### Required task:
The records that follow should be retyped word for word.

┄┄┄┄┄┄┄┄┄┄

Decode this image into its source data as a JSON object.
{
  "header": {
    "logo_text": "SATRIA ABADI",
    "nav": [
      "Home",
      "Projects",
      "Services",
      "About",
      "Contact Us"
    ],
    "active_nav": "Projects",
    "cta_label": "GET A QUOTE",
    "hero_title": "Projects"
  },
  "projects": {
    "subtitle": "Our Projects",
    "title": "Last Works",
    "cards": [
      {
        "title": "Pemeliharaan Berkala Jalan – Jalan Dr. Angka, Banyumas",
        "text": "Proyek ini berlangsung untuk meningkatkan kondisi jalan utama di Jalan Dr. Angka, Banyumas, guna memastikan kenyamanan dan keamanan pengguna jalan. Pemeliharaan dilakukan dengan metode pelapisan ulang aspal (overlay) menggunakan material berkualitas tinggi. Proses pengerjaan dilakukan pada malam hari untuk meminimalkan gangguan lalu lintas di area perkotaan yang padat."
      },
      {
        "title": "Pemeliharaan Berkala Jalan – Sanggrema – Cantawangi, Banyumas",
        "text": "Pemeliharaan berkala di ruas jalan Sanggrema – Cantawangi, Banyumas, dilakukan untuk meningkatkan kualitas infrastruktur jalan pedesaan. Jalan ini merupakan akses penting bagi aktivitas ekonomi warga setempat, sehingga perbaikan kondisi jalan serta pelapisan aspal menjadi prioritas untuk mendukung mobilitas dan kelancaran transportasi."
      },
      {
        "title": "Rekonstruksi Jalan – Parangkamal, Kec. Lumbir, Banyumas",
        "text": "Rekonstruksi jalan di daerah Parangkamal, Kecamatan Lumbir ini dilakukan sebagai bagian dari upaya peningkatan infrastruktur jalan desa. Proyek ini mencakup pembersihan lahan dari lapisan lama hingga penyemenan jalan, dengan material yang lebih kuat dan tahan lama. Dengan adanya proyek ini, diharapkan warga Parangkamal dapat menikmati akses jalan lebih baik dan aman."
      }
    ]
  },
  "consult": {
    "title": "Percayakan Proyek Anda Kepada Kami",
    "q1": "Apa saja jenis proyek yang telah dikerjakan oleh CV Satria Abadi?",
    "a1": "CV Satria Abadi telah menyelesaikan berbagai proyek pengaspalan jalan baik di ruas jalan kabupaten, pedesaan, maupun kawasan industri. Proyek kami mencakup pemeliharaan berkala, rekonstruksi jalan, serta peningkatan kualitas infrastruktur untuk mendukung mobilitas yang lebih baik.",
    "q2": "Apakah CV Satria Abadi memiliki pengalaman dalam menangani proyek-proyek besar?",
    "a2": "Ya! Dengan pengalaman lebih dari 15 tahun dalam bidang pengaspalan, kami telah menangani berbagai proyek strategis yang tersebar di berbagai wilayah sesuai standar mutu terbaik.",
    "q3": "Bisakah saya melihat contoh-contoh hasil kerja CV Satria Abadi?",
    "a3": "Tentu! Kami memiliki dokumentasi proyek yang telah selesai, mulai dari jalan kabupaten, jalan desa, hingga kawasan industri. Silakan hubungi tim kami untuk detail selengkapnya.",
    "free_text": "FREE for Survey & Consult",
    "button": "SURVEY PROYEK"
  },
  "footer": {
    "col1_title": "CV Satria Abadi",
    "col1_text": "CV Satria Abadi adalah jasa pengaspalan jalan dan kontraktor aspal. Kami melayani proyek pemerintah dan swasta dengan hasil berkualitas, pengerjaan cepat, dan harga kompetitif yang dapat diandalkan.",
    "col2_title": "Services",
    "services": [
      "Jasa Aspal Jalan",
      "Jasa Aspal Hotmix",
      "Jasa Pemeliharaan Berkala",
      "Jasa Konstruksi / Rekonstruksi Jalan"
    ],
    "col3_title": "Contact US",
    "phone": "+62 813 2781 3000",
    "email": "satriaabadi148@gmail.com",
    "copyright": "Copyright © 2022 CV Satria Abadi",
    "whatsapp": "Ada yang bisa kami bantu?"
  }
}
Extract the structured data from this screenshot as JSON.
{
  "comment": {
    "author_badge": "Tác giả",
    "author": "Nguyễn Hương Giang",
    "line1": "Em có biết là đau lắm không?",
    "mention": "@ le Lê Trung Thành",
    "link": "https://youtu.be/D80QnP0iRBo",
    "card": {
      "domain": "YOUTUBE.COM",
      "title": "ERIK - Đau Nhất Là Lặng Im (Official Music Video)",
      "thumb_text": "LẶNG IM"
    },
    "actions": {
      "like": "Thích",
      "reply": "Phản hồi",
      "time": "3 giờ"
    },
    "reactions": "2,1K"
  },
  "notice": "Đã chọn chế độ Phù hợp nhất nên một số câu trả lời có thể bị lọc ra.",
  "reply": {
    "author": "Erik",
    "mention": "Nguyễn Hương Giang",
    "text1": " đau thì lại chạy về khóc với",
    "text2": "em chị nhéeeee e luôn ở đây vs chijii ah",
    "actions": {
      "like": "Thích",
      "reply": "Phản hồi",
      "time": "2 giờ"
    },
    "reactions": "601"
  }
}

┄┄┄┄┄┄┄┄┄┄

### Output of the exercise:
Decode this image into its source data as a JSON object.
{
  "header": {
    "logo_text": "SATRIA ABADI",
    "nav": [
      "Home",
      "Projects",
      "Services",
      "About",
      "Contact Us"
    ],
    "active_nav": "Projects",
    "cta_label": "GET A QUOTE",
    "hero_title": "Projects"
  },
  "projects": {
    "subtitle": "Our Projects",
    "title": "Last Works",
    "cards": [
      {
        "title": "Pemeliharaan Berkala Jalan – Jalan Dr. Angka, Banyumas",
        "text": "Proyek ini berlangsung untuk meningkatkan kondisi jalan utama di Jalan Dr. Angka, Banyumas, guna memastikan kenyamanan dan keamanan pengguna jalan. Pemeliharaan dilakukan dengan metode pelapisan ulang aspal (overlay) menggunakan material berkualitas tinggi. Proses pengerjaan dilakukan pada malam hari untuk meminimalkan gangguan lalu lintas di area perkotaan yang padat."
      },
      {
        "title": "Pemeliharaan Berkala Jalan – Sanggrema – Cantawangi, Banyumas",
        "text": "Pemeliharaan berkala di ruas jalan Sanggrema – Cantawangi, Banyumas, dilakukan untuk meningkatkan kualitas infrastruktur jalan pedesaan. Jalan ini merupakan akses penting bagi aktivitas ekonomi warga setempat, sehingga perbaikan kondisi jalan serta pelapisan aspal menjadi prioritas untuk mendukung mobilitas dan kelancaran transportasi."
      },
      {
        "title": "Rekonstruksi Jalan – Parangkamal, Kec. Lumbir, Banyumas",
        "text": "Rekonstruksi jalan di daerah Parangkamal, Kecamatan Lumbir ini dilakukan sebagai bagian dari upaya peningkatan infrastruktur jalan desa. Proyek ini mencakup pembersihan lahan dari lapisan lama hingga penyemenan jalan, dengan material yang lebih kuat dan tahan lama. Dengan adanya proyek ini, diharapkan warga Parangkamal dapat menikmati akses jalan lebih baik dan aman."
      }
    ]
  },
  "consult": {
    "title": "Percayakan Proyek Anda Kepada Kami",
    "q1": "Apa saja jenis proyek yang telah dikerjakan oleh CV Satria Abadi?",
    "a1": "CV Satria Abadi telah menyelesaikan berbagai proyek pengaspalan jalan baik di ruas jalan kabupaten, pedesaan, maupun kawasan industri. Proyek kami mencakup pemeliharaan berkala, rekonstruksi jalan, serta peningkatan kualitas infrastruktur untuk mendukung mobilitas yang lebih baik.",
    "q2": "Apakah CV Satria Abadi memiliki pengalaman dalam menangani proyek-proyek besar?",
    "a2": "Ya! Dengan pengalaman lebih dari 15 tahun dalam bidang pengaspalan, kami telah menangani berbagai proyek strategis yang tersebar di berbagai wilayah sesuai standar mutu terbaik.",
    "q3": "Bisakah saya melihat contoh-contoh hasil kerja CV Satria Abadi?",
    "a3": "Tentu! Kami memiliki dokumentasi proyek yang telah selesai, mulai dari jalan kabupaten, jalan desa, hingga kawasan industri. Silakan hubungi tim kami untuk detail selengkapnya.",
    "free_text": "FREE for Survey & Consult",
    "button": "SURVEY PROYEK"
  },
  "footer": {
    "col1_title": "CV Satria Abadi",
    "col1_text": "CV Satria Abadi adalah jasa pengaspalan jalan dan kontraktor aspal. Kami melayani proyek pemerintah dan swasta dengan hasil berkualitas, pengerjaan cepat, dan harga kompetitif yang dapat diandalkan.",
    "col2_title": "Services",
    "services": [
      "Jasa Aspal Jalan",
      "Jasa Aspal Hotmix",
      "Jasa Pemeliharaan Berkala",
      "Jasa Konstruksi / Rekonstruksi Jalan"
    ],
    "col3_title": "Contact US",
    "phone": "+62 813 2781 3000",
    "email": "satriaabadi148@gmail.com",
    "copyright": "Copyright © 2022 CV Satria Abadi",
    "whatsapp": "Ada yang bisa kami bantu?"
  }
}
Extract the structured data from this screenshot as JSON.
{
  "comment": {
    "author_badge": "Tác giả",
    "author": "Nguyễn Hương Giang",
    "line1": "Em có biết là đau lắm không?",
    "mention": "@ le Lê Trung Thành",
    "link": "https://youtu.be/D80QnP0iRBo",
    "card": {
      "domain": "YOUTUBE.COM",
      "title": "ERIK - Đau Nhất Là Lặng Im (Official Music Video)",
      "thumb_text": "LẶNG IM"
    },
    "actions": {
      "like": "Thích",
      "reply": "Phản hồi",
      "time": "3 giờ"
    },
    "reactions": "2,1K"
  },
  "notice": "Đã chọn chế độ Phù hợp nhất nên một số câu trả lời có thể bị lọc ra.",
  "reply": {
    "author": "Erik",
    "mention": "Nguyễn Hương Giang",
    "text1": " đau thì lại chạy về khóc với",
    "text2": "em chị nhéeeee e luôn ở đây vs chijii ah",
    "actions": {
      "like": "Thích",
      "reply": "Phản hồi",
      "time": "2 giờ"
    },
    "reactions": "601"
  }
}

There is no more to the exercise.